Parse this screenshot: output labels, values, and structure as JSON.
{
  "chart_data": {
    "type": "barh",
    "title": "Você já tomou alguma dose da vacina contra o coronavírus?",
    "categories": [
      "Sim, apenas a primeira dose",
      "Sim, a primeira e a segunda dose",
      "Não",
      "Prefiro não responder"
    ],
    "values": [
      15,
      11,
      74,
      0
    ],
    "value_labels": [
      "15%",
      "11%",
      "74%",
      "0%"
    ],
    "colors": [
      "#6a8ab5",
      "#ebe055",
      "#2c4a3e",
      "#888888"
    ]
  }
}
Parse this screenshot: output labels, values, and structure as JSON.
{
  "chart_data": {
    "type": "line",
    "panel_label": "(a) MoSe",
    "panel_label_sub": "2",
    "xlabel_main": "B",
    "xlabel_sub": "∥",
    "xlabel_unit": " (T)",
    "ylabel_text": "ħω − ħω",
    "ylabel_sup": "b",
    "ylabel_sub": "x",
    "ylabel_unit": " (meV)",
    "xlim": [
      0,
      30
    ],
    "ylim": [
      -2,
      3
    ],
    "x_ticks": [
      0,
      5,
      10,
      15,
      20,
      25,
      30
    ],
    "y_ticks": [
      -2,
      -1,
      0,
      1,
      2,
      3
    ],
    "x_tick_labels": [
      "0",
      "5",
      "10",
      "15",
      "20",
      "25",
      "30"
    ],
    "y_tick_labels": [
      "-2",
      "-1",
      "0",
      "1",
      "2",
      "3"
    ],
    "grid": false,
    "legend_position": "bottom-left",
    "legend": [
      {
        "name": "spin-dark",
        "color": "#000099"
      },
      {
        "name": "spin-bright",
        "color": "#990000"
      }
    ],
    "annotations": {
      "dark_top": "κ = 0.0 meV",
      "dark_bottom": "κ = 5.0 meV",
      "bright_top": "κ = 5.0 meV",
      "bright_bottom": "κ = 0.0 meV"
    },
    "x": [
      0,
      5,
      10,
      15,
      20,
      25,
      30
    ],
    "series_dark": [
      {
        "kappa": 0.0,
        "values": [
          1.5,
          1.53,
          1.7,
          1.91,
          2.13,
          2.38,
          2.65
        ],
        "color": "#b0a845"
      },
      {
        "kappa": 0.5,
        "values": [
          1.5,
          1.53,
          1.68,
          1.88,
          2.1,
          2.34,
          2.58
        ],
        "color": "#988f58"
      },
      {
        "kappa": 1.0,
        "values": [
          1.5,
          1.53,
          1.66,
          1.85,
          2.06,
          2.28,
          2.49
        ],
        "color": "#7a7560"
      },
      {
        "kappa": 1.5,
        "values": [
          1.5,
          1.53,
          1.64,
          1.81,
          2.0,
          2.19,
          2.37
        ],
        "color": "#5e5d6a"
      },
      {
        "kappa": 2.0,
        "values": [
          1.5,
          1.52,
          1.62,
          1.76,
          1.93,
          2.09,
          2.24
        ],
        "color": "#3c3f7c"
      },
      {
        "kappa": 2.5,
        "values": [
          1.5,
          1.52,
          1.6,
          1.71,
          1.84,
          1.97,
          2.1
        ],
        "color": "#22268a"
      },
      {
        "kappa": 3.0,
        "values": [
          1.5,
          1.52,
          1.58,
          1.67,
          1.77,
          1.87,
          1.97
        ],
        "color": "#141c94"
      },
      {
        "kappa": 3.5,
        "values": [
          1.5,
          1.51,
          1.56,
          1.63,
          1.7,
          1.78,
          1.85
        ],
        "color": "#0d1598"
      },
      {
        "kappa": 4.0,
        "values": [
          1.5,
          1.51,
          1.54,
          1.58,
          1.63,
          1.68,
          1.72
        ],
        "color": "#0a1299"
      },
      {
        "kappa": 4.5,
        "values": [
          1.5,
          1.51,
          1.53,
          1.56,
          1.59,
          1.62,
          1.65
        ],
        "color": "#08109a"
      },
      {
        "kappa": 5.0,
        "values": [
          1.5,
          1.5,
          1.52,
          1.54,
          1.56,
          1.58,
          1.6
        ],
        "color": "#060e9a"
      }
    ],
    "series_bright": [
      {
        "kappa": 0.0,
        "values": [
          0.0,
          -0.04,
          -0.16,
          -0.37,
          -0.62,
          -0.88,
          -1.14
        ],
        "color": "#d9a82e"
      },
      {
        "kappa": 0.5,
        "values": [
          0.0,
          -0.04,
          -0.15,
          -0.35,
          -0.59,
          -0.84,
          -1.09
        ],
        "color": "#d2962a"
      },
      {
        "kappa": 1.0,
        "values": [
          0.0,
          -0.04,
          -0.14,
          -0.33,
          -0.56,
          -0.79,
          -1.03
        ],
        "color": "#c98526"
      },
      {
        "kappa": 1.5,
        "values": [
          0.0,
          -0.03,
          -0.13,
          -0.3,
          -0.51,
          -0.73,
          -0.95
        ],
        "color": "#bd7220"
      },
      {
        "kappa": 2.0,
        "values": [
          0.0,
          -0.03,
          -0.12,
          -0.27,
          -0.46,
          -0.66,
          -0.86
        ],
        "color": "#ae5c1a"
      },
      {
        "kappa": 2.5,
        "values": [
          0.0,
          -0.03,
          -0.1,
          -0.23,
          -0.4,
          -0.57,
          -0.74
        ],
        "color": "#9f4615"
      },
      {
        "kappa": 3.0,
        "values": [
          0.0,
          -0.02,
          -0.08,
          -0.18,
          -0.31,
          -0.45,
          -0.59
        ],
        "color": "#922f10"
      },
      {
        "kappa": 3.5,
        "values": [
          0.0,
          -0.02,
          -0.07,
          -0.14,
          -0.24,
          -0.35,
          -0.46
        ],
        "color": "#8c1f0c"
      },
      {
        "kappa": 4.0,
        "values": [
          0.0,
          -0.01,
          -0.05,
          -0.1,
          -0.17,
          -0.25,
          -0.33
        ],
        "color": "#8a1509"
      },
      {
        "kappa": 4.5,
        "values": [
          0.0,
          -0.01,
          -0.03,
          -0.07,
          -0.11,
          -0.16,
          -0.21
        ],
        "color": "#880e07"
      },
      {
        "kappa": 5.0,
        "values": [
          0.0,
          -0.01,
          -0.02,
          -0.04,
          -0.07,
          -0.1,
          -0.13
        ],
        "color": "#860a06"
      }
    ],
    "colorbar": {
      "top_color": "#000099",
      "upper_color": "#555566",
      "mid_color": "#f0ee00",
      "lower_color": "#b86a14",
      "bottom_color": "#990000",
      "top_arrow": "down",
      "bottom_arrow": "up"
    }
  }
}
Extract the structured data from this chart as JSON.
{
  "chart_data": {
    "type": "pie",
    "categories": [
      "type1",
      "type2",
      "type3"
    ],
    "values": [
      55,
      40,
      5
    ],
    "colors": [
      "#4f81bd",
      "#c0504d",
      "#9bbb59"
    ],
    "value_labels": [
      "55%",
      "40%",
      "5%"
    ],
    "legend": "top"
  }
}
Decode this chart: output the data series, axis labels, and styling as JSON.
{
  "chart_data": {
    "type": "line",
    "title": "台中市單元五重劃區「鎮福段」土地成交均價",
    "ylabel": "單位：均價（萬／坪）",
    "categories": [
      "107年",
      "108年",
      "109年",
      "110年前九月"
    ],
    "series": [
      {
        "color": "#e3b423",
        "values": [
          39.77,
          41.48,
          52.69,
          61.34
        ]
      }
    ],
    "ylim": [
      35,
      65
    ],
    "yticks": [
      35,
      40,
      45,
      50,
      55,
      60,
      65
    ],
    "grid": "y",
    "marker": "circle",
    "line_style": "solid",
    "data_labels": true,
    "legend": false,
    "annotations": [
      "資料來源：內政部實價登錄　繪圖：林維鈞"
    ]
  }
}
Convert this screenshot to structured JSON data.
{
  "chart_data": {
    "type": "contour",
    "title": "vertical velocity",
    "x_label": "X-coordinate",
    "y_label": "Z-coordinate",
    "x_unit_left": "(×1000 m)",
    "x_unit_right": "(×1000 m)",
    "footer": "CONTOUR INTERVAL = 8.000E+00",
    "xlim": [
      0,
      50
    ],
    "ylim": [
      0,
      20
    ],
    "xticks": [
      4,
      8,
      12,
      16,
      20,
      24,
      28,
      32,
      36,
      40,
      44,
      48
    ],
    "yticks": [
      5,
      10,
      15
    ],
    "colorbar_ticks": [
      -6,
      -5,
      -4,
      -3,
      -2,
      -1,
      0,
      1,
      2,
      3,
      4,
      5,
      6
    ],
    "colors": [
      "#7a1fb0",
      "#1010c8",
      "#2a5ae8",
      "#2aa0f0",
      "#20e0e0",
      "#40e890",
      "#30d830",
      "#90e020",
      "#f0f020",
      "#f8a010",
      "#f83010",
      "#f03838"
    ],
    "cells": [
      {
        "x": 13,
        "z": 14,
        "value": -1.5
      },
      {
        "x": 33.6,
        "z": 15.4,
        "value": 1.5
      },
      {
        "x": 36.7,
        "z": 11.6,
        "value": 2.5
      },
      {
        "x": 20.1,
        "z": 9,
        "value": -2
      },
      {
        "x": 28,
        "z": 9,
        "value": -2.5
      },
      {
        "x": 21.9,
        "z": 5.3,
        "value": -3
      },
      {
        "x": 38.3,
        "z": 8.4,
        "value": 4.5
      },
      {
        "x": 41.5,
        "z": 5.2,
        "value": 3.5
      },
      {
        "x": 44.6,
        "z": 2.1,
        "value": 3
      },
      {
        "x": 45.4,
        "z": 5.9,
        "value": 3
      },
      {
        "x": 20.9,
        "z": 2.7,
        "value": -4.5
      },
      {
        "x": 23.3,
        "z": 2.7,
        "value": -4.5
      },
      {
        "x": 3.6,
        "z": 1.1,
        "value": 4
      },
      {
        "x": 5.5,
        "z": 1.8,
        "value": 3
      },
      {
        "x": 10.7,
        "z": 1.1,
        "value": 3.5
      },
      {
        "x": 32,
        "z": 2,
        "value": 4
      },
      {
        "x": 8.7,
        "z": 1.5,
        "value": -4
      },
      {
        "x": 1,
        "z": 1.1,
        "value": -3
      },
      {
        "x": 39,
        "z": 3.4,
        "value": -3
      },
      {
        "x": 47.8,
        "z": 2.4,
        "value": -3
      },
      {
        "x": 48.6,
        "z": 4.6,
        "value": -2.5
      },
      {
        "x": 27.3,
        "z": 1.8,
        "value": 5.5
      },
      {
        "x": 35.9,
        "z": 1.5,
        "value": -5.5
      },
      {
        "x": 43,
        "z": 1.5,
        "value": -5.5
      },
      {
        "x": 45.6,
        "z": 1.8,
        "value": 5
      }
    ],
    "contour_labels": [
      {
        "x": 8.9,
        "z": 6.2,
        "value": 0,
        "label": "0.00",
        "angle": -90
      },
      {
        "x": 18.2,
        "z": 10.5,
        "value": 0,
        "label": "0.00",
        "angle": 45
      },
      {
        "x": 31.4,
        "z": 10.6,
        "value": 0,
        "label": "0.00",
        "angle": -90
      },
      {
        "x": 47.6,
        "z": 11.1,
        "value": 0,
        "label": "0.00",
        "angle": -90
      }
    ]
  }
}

==========

WRITTEN TASK: Pull out every line of the entries that includes the word "primeira".

ANSWER IN FULL:
      "Sim, apenas a primeira dose",
      "Sim, a primeira e a segunda dose",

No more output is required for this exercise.